» Problem description: Reproduce the records below in full and exactly, without their images.

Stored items
———

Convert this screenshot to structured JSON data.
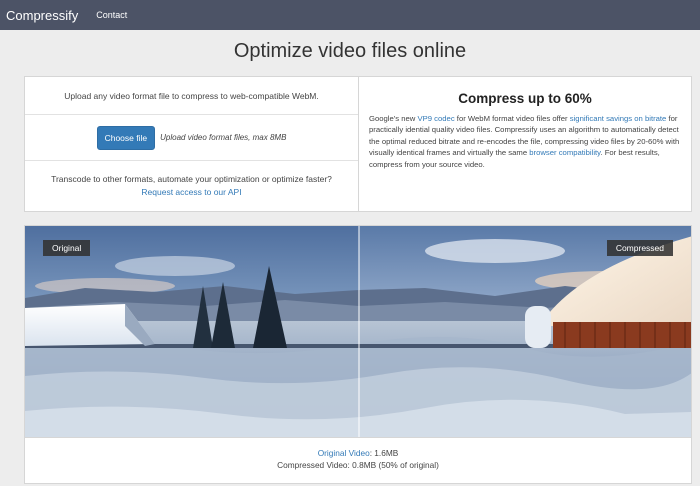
{
  "nav": {
    "brand": "Compressify",
    "contact": "Contact"
  },
  "page_title": "Optimize video files online",
  "upload": {
    "intro": "Upload any video format file to compress to web-compatible WebM.",
    "choose_file": "Choose file",
    "hint": "Upload video format files, max 8MB",
    "api_text": "Transcode to other formats, automate your optimization or optimize faster?",
    "api_link": "Request access to our API"
  },
  "info": {
    "title": "Compress up to 60%",
    "p1": "Google's new ",
    "link1": "VP9 codec",
    "p2": " for WebM format video files offer ",
    "link2": "significant savings on bitrate",
    "p3": " for practically idential quality video files. Compressify uses an algorithm to automatically detect the optimal reduced bitrate and re-encodes the file, compressing video files by 20-60% with visually identical frames and virtually the same ",
    "link3": "browser compatibility",
    "p4": ". For best results, compress from your source video."
  },
  "compare": {
    "label_original": "Original",
    "label_compressed": "Compressed"
  },
  "results": {
    "original_label": "Original Video",
    "original_value": ": 1.6MB",
    "compressed_text": "Compressed Video: 0.8MB (50% of original)"
  }
}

———

» Response below:
Convert this screenshot to structured JSON data.
{
  "nav": {
    "brand": "Compressify",
    "contact": "Contact"
  },
  "page_title": "Optimize video files online",
  "upload": {
    "intro": "Upload any video format file to compress to web-compatible WebM.",
    "choose_file": "Choose file",
    "hint": "Upload video format files, max 8MB",
    "api_text": "Transcode to other formats, automate your optimization or optimize faster?",
    "api_link": "Request access to our API"
  },
  "info": {
    "title": "Compress up to 60%",
    "p1": "Google's new ",
    "link1": "VP9 codec",
    "p2": " for WebM format video files offer ",
    "link2": "significant savings on bitrate",
    "p3": " for practically idential quality video files. Compressify uses an algorithm to automatically detect the optimal reduced bitrate and re-encodes the file, compressing video files by 20-60% with visually identical frames and virtually the same ",
    "link3": "browser compatibility",
    "p4": ". For best results, compress from your source video."
  },
  "compare": {
    "label_original": "Original",
    "label_compressed": "Compressed"
  },
  "results": {
    "original_label": "Original Video",
    "original_value": ": 1.6MB",
    "compressed_text": "Compressed Video: 0.8MB (50% of original)"
  }
}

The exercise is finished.